(A block of data)
§ §
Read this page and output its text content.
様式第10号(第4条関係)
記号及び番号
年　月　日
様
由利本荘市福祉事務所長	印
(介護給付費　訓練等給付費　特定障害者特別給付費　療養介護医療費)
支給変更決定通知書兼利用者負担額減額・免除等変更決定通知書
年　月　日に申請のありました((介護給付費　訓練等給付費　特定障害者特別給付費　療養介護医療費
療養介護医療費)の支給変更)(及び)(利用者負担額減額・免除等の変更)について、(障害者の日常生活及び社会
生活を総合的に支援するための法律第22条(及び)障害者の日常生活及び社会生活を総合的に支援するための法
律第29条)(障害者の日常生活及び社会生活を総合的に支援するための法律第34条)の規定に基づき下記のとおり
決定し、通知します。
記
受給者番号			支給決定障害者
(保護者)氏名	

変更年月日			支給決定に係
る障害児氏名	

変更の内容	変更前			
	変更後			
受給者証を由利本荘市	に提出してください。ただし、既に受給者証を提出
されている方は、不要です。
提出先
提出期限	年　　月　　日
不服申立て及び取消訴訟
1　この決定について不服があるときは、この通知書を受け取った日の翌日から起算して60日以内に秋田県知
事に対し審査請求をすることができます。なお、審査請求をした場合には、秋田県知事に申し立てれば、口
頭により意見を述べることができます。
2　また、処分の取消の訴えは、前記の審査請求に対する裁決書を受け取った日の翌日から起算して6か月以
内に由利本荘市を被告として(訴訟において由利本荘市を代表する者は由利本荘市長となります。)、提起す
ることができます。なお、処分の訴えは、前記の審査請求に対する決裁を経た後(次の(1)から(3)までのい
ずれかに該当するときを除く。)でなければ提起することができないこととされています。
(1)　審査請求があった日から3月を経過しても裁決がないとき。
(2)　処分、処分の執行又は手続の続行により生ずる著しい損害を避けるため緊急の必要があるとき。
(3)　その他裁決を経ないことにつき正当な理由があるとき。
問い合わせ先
§ §
Given exercise
From the listing above, extract all records word for word.

Correct answer
Read this page and output its text content.
様式第10号(第4条関係)
記号及び番号
年　月　日
様
由利本荘市福祉事務所長	印
(介護給付費　訓練等給付費　特定障害者特別給付費　療養介護医療費)
支給変更決定通知書兼利用者負担額減額・免除等変更決定通知書
年　月　日に申請のありました((介護給付費　訓練等給付費　特定障害者特別給付費　療養介護医療費
療養介護医療費)の支給変更)(及び)(利用者負担額減額・免除等の変更)について、(障害者の日常生活及び社会
生活を総合的に支援するための法律第22条(及び)障害者の日常生活及び社会生活を総合的に支援するための法
律第29条)(障害者の日常生活及び社会生活を総合的に支援するための法律第34条)の規定に基づき下記のとおり
決定し、通知します。
記
受給者番号			支給決定障害者
(保護者)氏名	

変更年月日			支給決定に係
る障害児氏名	

変更の内容	変更前			
	変更後			
受給者証を由利本荘市	に提出してください。ただし、既に受給者証を提出
されている方は、不要です。
提出先
提出期限	年　　月　　日
不服申立て及び取消訴訟
1　この決定について不服があるときは、この通知書を受け取った日の翌日から起算して60日以内に秋田県知
事に対し審査請求をすることができます。なお、審査請求をした場合には、秋田県知事に申し立てれば、口
頭により意見を述べることができます。
2　また、処分の取消の訴えは、前記の審査請求に対する裁決書を受け取った日の翌日から起算して6か月以
内に由利本荘市を被告として(訴訟において由利本荘市を代表する者は由利本荘市長となります。)、提起す
ることができます。なお、処分の訴えは、前記の審査請求に対する決裁を経た後(次の(1)から(3)までのい
ずれかに該当するときを除く。)でなければ提起することができないこととされています。
(1)　審査請求があった日から3月を経過しても裁決がないとき。
(2)　処分、処分の執行又は手続の続行により生ずる著しい損害を避けるため緊急の必要があるとき。
(3)　その他裁決を経ないことにつき正当な理由があるとき。
問い合わせ先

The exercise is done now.